## start Records provided

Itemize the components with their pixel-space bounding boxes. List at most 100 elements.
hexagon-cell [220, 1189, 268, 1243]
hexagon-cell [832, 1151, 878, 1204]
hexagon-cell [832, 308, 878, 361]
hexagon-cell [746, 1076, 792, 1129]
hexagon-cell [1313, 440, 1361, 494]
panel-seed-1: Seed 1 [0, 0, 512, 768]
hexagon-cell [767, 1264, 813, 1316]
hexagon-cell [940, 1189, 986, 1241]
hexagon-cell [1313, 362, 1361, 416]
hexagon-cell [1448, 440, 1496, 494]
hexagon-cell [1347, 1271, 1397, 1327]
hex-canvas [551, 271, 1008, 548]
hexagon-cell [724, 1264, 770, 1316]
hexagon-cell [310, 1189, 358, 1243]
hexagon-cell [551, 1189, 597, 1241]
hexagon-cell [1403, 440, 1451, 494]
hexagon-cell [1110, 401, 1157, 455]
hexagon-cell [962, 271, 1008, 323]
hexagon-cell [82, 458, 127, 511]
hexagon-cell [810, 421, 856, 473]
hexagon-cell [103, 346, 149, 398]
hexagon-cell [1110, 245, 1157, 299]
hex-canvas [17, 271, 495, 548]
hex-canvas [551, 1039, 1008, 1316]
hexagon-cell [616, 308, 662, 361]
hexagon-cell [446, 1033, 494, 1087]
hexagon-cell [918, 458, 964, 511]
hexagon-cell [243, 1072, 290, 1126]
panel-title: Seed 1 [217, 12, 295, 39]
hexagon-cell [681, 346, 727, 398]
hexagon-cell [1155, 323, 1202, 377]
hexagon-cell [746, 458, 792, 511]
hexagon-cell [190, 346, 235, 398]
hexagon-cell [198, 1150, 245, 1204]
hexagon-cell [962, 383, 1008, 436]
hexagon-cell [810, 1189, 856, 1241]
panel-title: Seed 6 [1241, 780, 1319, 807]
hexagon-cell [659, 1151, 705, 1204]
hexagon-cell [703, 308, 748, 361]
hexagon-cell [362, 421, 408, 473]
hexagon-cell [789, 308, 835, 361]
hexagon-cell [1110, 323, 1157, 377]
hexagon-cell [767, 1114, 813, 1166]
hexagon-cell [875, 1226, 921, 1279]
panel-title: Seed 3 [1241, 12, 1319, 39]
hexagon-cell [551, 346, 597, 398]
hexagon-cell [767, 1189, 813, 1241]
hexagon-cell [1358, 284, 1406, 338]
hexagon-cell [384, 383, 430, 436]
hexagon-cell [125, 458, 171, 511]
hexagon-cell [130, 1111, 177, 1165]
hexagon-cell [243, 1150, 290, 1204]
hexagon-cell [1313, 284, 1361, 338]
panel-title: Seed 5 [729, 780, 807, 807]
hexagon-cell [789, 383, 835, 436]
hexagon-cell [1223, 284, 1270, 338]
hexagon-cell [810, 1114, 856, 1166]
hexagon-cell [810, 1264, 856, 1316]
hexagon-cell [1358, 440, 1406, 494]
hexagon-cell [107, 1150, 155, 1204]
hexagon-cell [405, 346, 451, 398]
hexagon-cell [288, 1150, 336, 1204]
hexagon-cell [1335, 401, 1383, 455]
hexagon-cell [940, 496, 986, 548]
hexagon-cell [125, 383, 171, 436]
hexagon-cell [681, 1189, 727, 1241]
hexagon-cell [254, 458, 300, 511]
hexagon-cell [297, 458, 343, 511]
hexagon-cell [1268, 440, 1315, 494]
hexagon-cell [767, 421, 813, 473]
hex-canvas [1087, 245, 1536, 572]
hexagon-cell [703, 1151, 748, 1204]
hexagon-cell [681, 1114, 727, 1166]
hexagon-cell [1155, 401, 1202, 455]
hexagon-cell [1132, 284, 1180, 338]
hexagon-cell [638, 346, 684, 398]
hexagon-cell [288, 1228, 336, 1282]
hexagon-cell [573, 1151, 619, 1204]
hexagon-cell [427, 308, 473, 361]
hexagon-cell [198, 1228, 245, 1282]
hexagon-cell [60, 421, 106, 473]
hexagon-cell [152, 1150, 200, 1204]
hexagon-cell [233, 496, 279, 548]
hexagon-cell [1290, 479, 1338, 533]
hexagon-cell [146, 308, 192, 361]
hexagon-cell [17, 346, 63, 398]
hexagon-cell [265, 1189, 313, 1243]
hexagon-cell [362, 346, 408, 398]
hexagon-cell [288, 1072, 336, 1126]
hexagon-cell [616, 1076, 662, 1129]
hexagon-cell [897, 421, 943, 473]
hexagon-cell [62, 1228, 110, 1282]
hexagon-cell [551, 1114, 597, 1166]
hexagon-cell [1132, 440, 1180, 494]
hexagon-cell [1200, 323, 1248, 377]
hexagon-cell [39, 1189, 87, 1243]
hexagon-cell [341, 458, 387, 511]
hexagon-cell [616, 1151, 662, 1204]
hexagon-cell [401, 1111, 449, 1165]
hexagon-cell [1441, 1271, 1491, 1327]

## end Records provided

*What is needed*
Copy out the entire listing above, every line, with no changes.

*Problem solution*
Itemize the components with their pixel-space bounding boxes. List at most 100 elements.
hexagon-cell [220, 1189, 268, 1243]
hexagon-cell [832, 1151, 878, 1204]
hexagon-cell [832, 308, 878, 361]
hexagon-cell [746, 1076, 792, 1129]
hexagon-cell [1313, 440, 1361, 494]
panel-seed-1: Seed 1 [0, 0, 512, 768]
hexagon-cell [767, 1264, 813, 1316]
hexagon-cell [940, 1189, 986, 1241]
hexagon-cell [1313, 362, 1361, 416]
hexagon-cell [1448, 440, 1496, 494]
hexagon-cell [1347, 1271, 1397, 1327]
hex-canvas [551, 271, 1008, 548]
hexagon-cell [724, 1264, 770, 1316]
hexagon-cell [310, 1189, 358, 1243]
hexagon-cell [551, 1189, 597, 1241]
hexagon-cell [1403, 440, 1451, 494]
hexagon-cell [1110, 401, 1157, 455]
hexagon-cell [962, 271, 1008, 323]
hexagon-cell [82, 458, 127, 511]
hexagon-cell [810, 421, 856, 473]
hexagon-cell [103, 346, 149, 398]
hexagon-cell [1110, 245, 1157, 299]
hex-canvas [17, 271, 495, 548]
hex-canvas [551, 1039, 1008, 1316]
hexagon-cell [616, 308, 662, 361]
hexagon-cell [446, 1033, 494, 1087]
hexagon-cell [918, 458, 964, 511]
hexagon-cell [243, 1072, 290, 1126]
panel-title: Seed 1 [217, 12, 295, 39]
hexagon-cell [681, 346, 727, 398]
hexagon-cell [1155, 323, 1202, 377]
hexagon-cell [746, 458, 792, 511]
hexagon-cell [190, 346, 235, 398]
hexagon-cell [198, 1150, 245, 1204]
hexagon-cell [962, 383, 1008, 436]
hexagon-cell [810, 1189, 856, 1241]
panel-title: Seed 6 [1241, 780, 1319, 807]
hexagon-cell [659, 1151, 705, 1204]
hexagon-cell [703, 308, 748, 361]
hexagon-cell [362, 421, 408, 473]
hexagon-cell [789, 308, 835, 361]
hexagon-cell [1110, 323, 1157, 377]
hexagon-cell [767, 1114, 813, 1166]
hexagon-cell [875, 1226, 921, 1279]
panel-title: Seed 3 [1241, 12, 1319, 39]
hexagon-cell [551, 346, 597, 398]
hexagon-cell [767, 1189, 813, 1241]
hexagon-cell [1358, 284, 1406, 338]
hexagon-cell [384, 383, 430, 436]
hexagon-cell [125, 458, 171, 511]
hexagon-cell [130, 1111, 177, 1165]
hexagon-cell [243, 1150, 290, 1204]
hexagon-cell [1313, 284, 1361, 338]
panel-title: Seed 5 [729, 780, 807, 807]
hexagon-cell [789, 383, 835, 436]
hexagon-cell [1223, 284, 1270, 338]
hexagon-cell [810, 1114, 856, 1166]
hexagon-cell [810, 1264, 856, 1316]
hexagon-cell [1358, 440, 1406, 494]
hexagon-cell [107, 1150, 155, 1204]
hexagon-cell [405, 346, 451, 398]
hexagon-cell [288, 1150, 336, 1204]
hexagon-cell [1335, 401, 1383, 455]
hexagon-cell [940, 496, 986, 548]
hexagon-cell [125, 383, 171, 436]
hexagon-cell [681, 1189, 727, 1241]
hexagon-cell [254, 458, 300, 511]
hexagon-cell [297, 458, 343, 511]
hexagon-cell [1268, 440, 1315, 494]
hexagon-cell [767, 421, 813, 473]
hex-canvas [1087, 245, 1536, 572]
hexagon-cell [703, 1151, 748, 1204]
hexagon-cell [681, 1114, 727, 1166]
hexagon-cell [1155, 401, 1202, 455]
hexagon-cell [1132, 284, 1180, 338]
hexagon-cell [638, 346, 684, 398]
hexagon-cell [288, 1228, 336, 1282]
hexagon-cell [573, 1151, 619, 1204]
hexagon-cell [427, 308, 473, 361]
hexagon-cell [198, 1228, 245, 1282]
hexagon-cell [60, 421, 106, 473]
hexagon-cell [152, 1150, 200, 1204]
hexagon-cell [233, 496, 279, 548]
hexagon-cell [1290, 479, 1338, 533]
hexagon-cell [146, 308, 192, 361]
hexagon-cell [17, 346, 63, 398]
hexagon-cell [265, 1189, 313, 1243]
hexagon-cell [362, 346, 408, 398]
hexagon-cell [288, 1072, 336, 1126]
hexagon-cell [616, 1076, 662, 1129]
hexagon-cell [897, 421, 943, 473]
hexagon-cell [62, 1228, 110, 1282]
hexagon-cell [551, 1114, 597, 1166]
hexagon-cell [1132, 440, 1180, 494]
hexagon-cell [1200, 323, 1248, 377]
hexagon-cell [39, 1189, 87, 1243]
hexagon-cell [341, 458, 387, 511]
hexagon-cell [616, 1151, 662, 1204]
hexagon-cell [401, 1111, 449, 1165]
hexagon-cell [1441, 1271, 1491, 1327]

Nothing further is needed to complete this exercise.